**Your task**
All of the data must be printed exactly; please include every line.

**Given data**
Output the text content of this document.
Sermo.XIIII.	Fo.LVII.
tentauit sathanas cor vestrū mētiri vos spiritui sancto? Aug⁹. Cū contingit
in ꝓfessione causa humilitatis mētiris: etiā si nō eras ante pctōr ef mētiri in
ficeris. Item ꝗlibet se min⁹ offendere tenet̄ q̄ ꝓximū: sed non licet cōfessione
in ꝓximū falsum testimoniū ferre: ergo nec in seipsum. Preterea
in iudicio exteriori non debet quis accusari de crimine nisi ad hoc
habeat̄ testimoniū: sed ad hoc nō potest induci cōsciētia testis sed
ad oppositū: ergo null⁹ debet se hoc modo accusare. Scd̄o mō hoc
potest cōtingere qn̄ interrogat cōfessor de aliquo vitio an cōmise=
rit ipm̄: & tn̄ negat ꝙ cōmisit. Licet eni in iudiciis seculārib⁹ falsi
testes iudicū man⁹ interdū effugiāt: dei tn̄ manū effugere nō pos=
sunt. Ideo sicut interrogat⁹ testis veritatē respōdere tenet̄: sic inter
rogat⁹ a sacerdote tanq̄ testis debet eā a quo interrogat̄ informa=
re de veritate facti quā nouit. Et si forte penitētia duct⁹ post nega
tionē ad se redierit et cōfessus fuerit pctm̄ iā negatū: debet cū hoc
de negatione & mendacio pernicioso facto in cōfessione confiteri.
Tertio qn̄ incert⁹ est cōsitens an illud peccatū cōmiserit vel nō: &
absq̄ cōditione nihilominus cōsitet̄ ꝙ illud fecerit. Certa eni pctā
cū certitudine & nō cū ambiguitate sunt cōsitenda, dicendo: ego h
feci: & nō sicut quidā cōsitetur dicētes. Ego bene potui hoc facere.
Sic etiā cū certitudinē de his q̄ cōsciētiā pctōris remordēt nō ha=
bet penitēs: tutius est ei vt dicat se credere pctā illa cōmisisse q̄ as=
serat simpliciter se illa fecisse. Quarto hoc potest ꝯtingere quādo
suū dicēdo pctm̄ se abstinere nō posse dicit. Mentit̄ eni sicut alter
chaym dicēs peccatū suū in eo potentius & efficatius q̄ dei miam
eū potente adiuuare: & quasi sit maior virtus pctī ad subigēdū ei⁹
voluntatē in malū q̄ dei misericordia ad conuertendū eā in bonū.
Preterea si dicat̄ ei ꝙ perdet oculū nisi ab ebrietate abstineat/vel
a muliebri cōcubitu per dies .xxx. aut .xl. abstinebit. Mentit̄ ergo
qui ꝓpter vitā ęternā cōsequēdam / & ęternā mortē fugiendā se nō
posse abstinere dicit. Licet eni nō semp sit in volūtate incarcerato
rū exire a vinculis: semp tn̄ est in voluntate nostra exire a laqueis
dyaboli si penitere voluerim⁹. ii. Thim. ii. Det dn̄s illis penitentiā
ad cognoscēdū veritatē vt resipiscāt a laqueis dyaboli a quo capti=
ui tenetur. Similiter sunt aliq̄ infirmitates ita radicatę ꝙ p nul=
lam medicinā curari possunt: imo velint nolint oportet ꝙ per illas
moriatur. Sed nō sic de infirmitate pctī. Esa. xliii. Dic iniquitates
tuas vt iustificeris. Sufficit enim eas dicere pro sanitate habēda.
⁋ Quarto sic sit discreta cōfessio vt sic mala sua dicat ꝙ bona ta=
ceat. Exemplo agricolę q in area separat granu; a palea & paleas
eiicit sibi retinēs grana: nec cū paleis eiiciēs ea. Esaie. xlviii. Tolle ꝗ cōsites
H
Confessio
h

**Response to the exercise**
Output the text content of this document.
Sermo.XIIII.	Fo.LVII.
tentauit sathanas cor vestrū mētiri vos spiritui sancto? Aug⁹. Cū contingit
in ꝓfessione causa humilitatis mētiris: etiā si nō eras ante pctōr ef mētiri in
ficeris. Item ꝗlibet se min⁹ offendere tenet̄ q̄ ꝓximū: sed non licet cōfessione
in ꝓximū falsum testimoniū ferre: ergo nec in seipsum. Preterea
in iudicio exteriori non debet quis accusari de crimine nisi ad hoc
habeat̄ testimoniū: sed ad hoc nō potest induci cōsciētia testis sed
ad oppositū: ergo null⁹ debet se hoc modo accusare. Scd̄o mō hoc
potest cōtingere qn̄ interrogat cōfessor de aliquo vitio an cōmise=
rit ipm̄: & tn̄ negat ꝙ cōmisit. Licet eni in iudiciis seculārib⁹ falsi
testes iudicū man⁹ interdū effugiāt: dei tn̄ manū effugere nō pos=
sunt. Ideo sicut interrogat⁹ testis veritatē respōdere tenet̄: sic inter
rogat⁹ a sacerdote tanq̄ testis debet eā a quo interrogat̄ informa=
re de veritate facti quā nouit. Et si forte penitētia duct⁹ post nega
tionē ad se redierit et cōfessus fuerit pctm̄ iā negatū: debet cū hoc
de negatione & mendacio pernicioso facto in cōfessione confiteri.
Tertio qn̄ incert⁹ est cōsitens an illud peccatū cōmiserit vel nō: &
absq̄ cōditione nihilominus cōsitet̄ ꝙ illud fecerit. Certa eni pctā
cū certitudine & nō cū ambiguitate sunt cōsitenda, dicendo: ego h
feci: & nō sicut quidā cōsitetur dicētes. Ego bene potui hoc facere.
Sic etiā cū certitudinē de his q̄ cōsciētiā pctōris remordēt nō ha=
bet penitēs: tutius est ei vt dicat se credere pctā illa cōmisisse q̄ as=
serat simpliciter se illa fecisse. Quarto hoc potest ꝯtingere quādo
suū dicēdo pctm̄ se abstinere nō posse dicit. Mentit̄ eni sicut alter
chaym dicēs peccatū suū in eo potentius & efficatius q̄ dei miam
eū potente adiuuare: & quasi sit maior virtus pctī ad subigēdū ei⁹
voluntatē in malū q̄ dei misericordia ad conuertendū eā in bonū.
Preterea si dicat̄ ei ꝙ perdet oculū nisi ab ebrietate abstineat/vel
a muliebri cōcubitu per dies .xxx. aut .xl. abstinebit. Mentit̄ ergo
qui ꝓpter vitā ęternā cōsequēdam / & ęternā mortē fugiendā se nō
posse abstinere dicit. Licet eni nō semp sit in volūtate incarcerato
rū exire a vinculis: semp tn̄ est in voluntate nostra exire a laqueis
dyaboli si penitere voluerim⁹. ii. Thim. ii. Det dn̄s illis penitentiā
ad cognoscēdū veritatē vt resipiscāt a laqueis dyaboli a quo capti=
ui tenetur. Similiter sunt aliq̄ infirmitates ita radicatę ꝙ p nul=
lam medicinā curari possunt: imo velint nolint oportet ꝙ per illas
moriatur. Sed nō sic de infirmitate pctī. Esa. xliii. Dic iniquitates
tuas vt iustificeris. Sufficit enim eas dicere pro sanitate habēda.
⁋ Quarto sic sit discreta cōfessio vt sic mala sua dicat ꝙ bona ta=
ceat. Exemplo agricolę q in area separat granu; a palea & paleas
eiicit sibi retinēs grana: nec cū paleis eiiciēs ea. Esaie. xlviii. Tolle ꝗ cōsites
H
Confessio
h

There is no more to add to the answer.